Written task
Nothing in the records may be left out or altered; reproduce them all exactly.

Records for processing
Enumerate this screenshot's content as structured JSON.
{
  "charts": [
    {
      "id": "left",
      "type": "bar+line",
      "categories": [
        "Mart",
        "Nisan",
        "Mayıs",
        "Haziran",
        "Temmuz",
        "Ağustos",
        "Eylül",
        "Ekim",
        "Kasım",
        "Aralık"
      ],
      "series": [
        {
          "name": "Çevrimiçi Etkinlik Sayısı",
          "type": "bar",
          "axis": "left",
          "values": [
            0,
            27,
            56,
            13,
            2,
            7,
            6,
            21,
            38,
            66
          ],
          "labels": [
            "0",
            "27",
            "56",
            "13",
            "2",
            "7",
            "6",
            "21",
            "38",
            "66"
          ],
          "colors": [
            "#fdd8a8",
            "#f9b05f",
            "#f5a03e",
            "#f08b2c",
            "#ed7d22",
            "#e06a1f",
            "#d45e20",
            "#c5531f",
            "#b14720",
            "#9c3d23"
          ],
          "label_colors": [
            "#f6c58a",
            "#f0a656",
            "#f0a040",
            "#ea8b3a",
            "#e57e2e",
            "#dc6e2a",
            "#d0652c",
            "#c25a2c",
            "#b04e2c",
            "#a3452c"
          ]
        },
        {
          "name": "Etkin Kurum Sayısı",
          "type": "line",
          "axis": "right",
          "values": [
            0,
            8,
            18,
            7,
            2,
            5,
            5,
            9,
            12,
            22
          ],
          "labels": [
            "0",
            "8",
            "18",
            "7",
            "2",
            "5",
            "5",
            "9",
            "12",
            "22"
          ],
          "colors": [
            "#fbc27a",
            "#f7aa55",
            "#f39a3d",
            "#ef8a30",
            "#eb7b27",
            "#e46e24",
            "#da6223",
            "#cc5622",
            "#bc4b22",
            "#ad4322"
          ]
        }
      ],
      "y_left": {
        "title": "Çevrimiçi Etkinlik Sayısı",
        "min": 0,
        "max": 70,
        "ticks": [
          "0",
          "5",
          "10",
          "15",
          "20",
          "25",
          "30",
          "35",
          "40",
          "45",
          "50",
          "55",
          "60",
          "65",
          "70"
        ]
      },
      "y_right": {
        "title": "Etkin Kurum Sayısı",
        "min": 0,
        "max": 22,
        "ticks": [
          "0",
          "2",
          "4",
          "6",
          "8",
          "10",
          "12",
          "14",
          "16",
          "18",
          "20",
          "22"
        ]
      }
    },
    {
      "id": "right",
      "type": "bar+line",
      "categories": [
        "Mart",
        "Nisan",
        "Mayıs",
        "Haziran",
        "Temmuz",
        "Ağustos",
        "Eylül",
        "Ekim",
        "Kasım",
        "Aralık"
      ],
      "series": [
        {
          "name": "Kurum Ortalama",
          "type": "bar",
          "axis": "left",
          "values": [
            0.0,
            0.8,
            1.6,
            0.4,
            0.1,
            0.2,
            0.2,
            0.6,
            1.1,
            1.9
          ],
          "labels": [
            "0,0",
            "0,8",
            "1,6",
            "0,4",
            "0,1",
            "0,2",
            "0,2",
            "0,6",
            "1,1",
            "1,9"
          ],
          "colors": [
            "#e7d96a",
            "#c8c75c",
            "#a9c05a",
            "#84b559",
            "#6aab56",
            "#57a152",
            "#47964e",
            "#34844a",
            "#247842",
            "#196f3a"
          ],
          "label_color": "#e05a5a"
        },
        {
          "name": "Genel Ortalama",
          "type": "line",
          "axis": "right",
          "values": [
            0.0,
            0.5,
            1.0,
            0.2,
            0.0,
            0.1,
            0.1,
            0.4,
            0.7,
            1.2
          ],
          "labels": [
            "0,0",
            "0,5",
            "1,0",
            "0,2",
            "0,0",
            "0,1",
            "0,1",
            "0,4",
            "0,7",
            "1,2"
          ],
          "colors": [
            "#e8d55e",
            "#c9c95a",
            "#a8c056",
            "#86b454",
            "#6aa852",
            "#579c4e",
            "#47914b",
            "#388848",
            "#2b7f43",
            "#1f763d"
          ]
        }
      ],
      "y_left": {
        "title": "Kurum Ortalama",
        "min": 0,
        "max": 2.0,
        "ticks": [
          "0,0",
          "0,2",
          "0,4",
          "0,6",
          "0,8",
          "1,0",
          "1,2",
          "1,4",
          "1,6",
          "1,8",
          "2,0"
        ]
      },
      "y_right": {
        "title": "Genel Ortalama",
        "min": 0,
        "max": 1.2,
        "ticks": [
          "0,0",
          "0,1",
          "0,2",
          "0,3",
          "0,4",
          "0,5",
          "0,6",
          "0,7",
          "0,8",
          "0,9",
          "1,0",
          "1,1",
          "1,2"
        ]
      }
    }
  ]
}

Full answer
Enumerate this screenshot's content as structured JSON.
{
  "charts": [
    {
      "id": "left",
      "type": "bar+line",
      "categories": [
        "Mart",
        "Nisan",
        "Mayıs",
        "Haziran",
        "Temmuz",
        "Ağustos",
        "Eylül",
        "Ekim",
        "Kasım",
        "Aralık"
      ],
      "series": [
        {
          "name": "Çevrimiçi Etkinlik Sayısı",
          "type": "bar",
          "axis": "left",
          "values": [
            0,
            27,
            56,
            13,
            2,
            7,
            6,
            21,
            38,
            66
          ],
          "labels": [
            "0",
            "27",
            "56",
            "13",
            "2",
            "7",
            "6",
            "21",
            "38",
            "66"
          ],
          "colors": [
            "#fdd8a8",
            "#f9b05f",
            "#f5a03e",
            "#f08b2c",
            "#ed7d22",
            "#e06a1f",
            "#d45e20",
            "#c5531f",
            "#b14720",
            "#9c3d23"
          ],
          "label_colors": [
            "#f6c58a",
            "#f0a656",
            "#f0a040",
            "#ea8b3a",
            "#e57e2e",
            "#dc6e2a",
            "#d0652c",
            "#c25a2c",
            "#b04e2c",
            "#a3452c"
          ]
        },
        {
          "name": "Etkin Kurum Sayısı",
          "type": "line",
          "axis": "right",
          "values": [
            0,
            8,
            18,
            7,
            2,
            5,
            5,
            9,
            12,
            22
          ],
          "labels": [
            "0",
            "8",
            "18",
            "7",
            "2",
            "5",
            "5",
            "9",
            "12",
            "22"
          ],
          "colors": [
            "#fbc27a",
            "#f7aa55",
            "#f39a3d",
            "#ef8a30",
            "#eb7b27",
            "#e46e24",
            "#da6223",
            "#cc5622",
            "#bc4b22",
            "#ad4322"
          ]
        }
      ],
      "y_left": {
        "title": "Çevrimiçi Etkinlik Sayısı",
        "min": 0,
        "max": 70,
        "ticks": [
          "0",
          "5",
          "10",
          "15",
          "20",
          "25",
          "30",
          "35",
          "40",
          "45",
          "50",
          "55",
          "60",
          "65",
          "70"
        ]
      },
      "y_right": {
        "title": "Etkin Kurum Sayısı",
        "min": 0,
        "max": 22,
        "ticks": [
          "0",
          "2",
          "4",
          "6",
          "8",
          "10",
          "12",
          "14",
          "16",
          "18",
          "20",
          "22"
        ]
      }
    },
    {
      "id": "right",
      "type": "bar+line",
      "categories": [
        "Mart",
        "Nisan",
        "Mayıs",
        "Haziran",
        "Temmuz",
        "Ağustos",
        "Eylül",
        "Ekim",
        "Kasım",
        "Aralık"
      ],
      "series": [
        {
          "name": "Kurum Ortalama",
          "type": "bar",
          "axis": "left",
          "values": [
            0.0,
            0.8,
            1.6,
            0.4,
            0.1,
            0.2,
            0.2,
            0.6,
            1.1,
            1.9
          ],
          "labels": [
            "0,0",
            "0,8",
            "1,6",
            "0,4",
            "0,1",
            "0,2",
            "0,2",
            "0,6",
            "1,1",
            "1,9"
          ],
          "colors": [
            "#e7d96a",
            "#c8c75c",
            "#a9c05a",
            "#84b559",
            "#6aab56",
            "#57a152",
            "#47964e",
            "#34844a",
            "#247842",
            "#196f3a"
          ],
          "label_color": "#e05a5a"
        },
        {
          "name": "Genel Ortalama",
          "type": "line",
          "axis": "right",
          "values": [
            0.0,
            0.5,
            1.0,
            0.2,
            0.0,
            0.1,
            0.1,
            0.4,
            0.7,
            1.2
          ],
          "labels": [
            "0,0",
            "0,5",
            "1,0",
            "0,2",
            "0,0",
            "0,1",
            "0,1",
            "0,4",
            "0,7",
            "1,2"
          ],
          "colors": [
            "#e8d55e",
            "#c9c95a",
            "#a8c056",
            "#86b454",
            "#6aa852",
            "#579c4e",
            "#47914b",
            "#388848",
            "#2b7f43",
            "#1f763d"
          ]
        }
      ],
      "y_left": {
        "title": "Kurum Ortalama",
        "min": 0,
        "max": 2.0,
        "ticks": [
          "0,0",
          "0,2",
          "0,4",
          "0,6",
          "0,8",
          "1,0",
          "1,2",
          "1,4",
          "1,6",
          "1,8",
          "2,0"
        ]
      },
      "y_right": {
        "title": "Genel Ortalama",
        "min": 0,
        "max": 1.2,
        "ticks": [
          "0,0",
          "0,1",
          "0,2",
          "0,3",
          "0,4",
          "0,5",
          "0,6",
          "0,7",
          "0,8",
          "0,9",
          "1,0",
          "1,1",
          "1,2"
        ]
      }
    }
  ]
}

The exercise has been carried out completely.